* **WORK TO BE COMPLETED**:
Locate each line below that includes "color" and reproduce it.
────────
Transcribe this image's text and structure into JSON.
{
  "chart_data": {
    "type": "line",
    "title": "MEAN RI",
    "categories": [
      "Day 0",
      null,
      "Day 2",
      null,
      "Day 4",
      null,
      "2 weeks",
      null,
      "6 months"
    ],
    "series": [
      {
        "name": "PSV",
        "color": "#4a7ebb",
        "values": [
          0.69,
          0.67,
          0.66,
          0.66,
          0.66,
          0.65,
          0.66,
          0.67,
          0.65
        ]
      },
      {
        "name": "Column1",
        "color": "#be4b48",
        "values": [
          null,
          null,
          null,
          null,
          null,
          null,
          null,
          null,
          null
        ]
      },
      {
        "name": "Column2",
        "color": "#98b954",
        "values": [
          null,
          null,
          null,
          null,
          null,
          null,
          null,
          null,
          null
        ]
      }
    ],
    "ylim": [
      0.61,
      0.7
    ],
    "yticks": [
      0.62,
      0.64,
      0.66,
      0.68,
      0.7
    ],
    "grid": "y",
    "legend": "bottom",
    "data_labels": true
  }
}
────────
* **SOLVED PROBLEM**:
        "color": "#4a7ebb",
        "color": "#be4b48",
        "color": "#98b954",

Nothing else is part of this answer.